*SET PROBLEM*. Write out the entries again exactly as they are given.

====

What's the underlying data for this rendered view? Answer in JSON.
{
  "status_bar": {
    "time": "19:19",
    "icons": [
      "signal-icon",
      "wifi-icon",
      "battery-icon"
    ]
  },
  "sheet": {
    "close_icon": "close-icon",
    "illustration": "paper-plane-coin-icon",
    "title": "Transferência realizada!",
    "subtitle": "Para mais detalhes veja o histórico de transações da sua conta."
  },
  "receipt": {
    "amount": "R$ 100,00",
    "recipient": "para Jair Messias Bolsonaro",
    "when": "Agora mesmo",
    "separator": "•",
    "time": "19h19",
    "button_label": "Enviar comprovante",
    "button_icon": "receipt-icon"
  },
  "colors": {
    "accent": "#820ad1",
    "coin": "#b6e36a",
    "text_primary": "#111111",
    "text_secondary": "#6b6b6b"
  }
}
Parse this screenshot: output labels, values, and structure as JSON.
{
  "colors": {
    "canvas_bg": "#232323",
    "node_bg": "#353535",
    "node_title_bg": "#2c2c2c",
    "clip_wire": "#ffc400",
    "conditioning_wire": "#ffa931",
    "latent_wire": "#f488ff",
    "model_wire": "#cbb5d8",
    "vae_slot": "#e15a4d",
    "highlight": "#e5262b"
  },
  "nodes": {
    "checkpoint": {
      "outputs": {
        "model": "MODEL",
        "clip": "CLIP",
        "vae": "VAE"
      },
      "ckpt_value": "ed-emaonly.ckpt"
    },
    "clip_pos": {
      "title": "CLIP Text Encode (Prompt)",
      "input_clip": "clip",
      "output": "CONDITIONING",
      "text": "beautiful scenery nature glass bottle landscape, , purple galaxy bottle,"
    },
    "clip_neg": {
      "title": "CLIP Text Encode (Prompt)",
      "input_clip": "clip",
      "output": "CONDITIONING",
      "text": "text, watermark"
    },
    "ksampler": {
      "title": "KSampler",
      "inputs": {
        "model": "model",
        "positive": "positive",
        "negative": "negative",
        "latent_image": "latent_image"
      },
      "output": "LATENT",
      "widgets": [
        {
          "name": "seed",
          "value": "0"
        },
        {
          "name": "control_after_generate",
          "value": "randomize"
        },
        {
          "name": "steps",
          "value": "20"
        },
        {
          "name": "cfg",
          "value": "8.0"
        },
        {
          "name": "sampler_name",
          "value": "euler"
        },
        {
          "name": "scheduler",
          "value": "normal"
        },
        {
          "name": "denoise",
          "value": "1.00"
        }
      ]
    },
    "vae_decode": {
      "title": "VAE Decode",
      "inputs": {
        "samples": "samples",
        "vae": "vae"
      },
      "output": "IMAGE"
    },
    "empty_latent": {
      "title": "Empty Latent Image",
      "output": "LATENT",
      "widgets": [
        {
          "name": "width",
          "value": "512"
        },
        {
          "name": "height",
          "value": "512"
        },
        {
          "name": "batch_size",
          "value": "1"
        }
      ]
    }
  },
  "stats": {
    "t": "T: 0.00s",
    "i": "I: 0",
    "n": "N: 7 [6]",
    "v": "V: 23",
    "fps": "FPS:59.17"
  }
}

====

*FINISHED EXERCISE*.
What's the underlying data for this rendered view? Answer in JSON.
{
  "status_bar": {
    "time": "19:19",
    "icons": [
      "signal-icon",
      "wifi-icon",
      "battery-icon"
    ]
  },
  "sheet": {
    "close_icon": "close-icon",
    "illustration": "paper-plane-coin-icon",
    "title": "Transferência realizada!",
    "subtitle": "Para mais detalhes veja o histórico de transações da sua conta."
  },
  "receipt": {
    "amount": "R$ 100,00",
    "recipient": "para Jair Messias Bolsonaro",
    "when": "Agora mesmo",
    "separator": "•",
    "time": "19h19",
    "button_label": "Enviar comprovante",
    "button_icon": "receipt-icon"
  },
  "colors": {
    "accent": "#820ad1",
    "coin": "#b6e36a",
    "text_primary": "#111111",
    "text_secondary": "#6b6b6b"
  }
}
Parse this screenshot: output labels, values, and structure as JSON.
{
  "colors": {
    "canvas_bg": "#232323",
    "node_bg": "#353535",
    "node_title_bg": "#2c2c2c",
    "clip_wire": "#ffc400",
    "conditioning_wire": "#ffa931",
    "latent_wire": "#f488ff",
    "model_wire": "#cbb5d8",
    "vae_slot": "#e15a4d",
    "highlight": "#e5262b"
  },
  "nodes": {
    "checkpoint": {
      "outputs": {
        "model": "MODEL",
        "clip": "CLIP",
        "vae": "VAE"
      },
      "ckpt_value": "ed-emaonly.ckpt"
    },
    "clip_pos": {
      "title": "CLIP Text Encode (Prompt)",
      "input_clip": "clip",
      "output": "CONDITIONING",
      "text": "beautiful scenery nature glass bottle landscape, , purple galaxy bottle,"
    },
    "clip_neg": {
      "title": "CLIP Text Encode (Prompt)",
      "input_clip": "clip",
      "output": "CONDITIONING",
      "text": "text, watermark"
    },
    "ksampler": {
      "title": "KSampler",
      "inputs": {
        "model": "model",
        "positive": "positive",
        "negative": "negative",
        "latent_image": "latent_image"
      },
      "output": "LATENT",
      "widgets": [
        {
          "name": "seed",
          "value": "0"
        },
        {
          "name": "control_after_generate",
          "value": "randomize"
        },
        {
          "name": "steps",
          "value": "20"
        },
        {
          "name": "cfg",
          "value": "8.0"
        },
        {
          "name": "sampler_name",
          "value": "euler"
        },
        {
          "name": "scheduler",
          "value": "normal"
        },
        {
          "name": "denoise",
          "value": "1.00"
        }
      ]
    },
    "vae_decode": {
      "title": "VAE Decode",
      "inputs": {
        "samples": "samples",
        "vae": "vae"
      },
      "output": "IMAGE"
    },
    "empty_latent": {
      "title": "Empty Latent Image",
      "output": "LATENT",
      "widgets": [
        {
          "name": "width",
          "value": "512"
        },
        {
          "name": "height",
          "value": "512"
        },
        {
          "name": "batch_size",
          "value": "1"
        }
      ]
    }
  },
  "stats": {
    "t": "T: 0.00s",
    "i": "I: 0",
    "n": "N: 7 [6]",
    "v": "V: 23",
    "fps": "FPS:59.17"
  }
}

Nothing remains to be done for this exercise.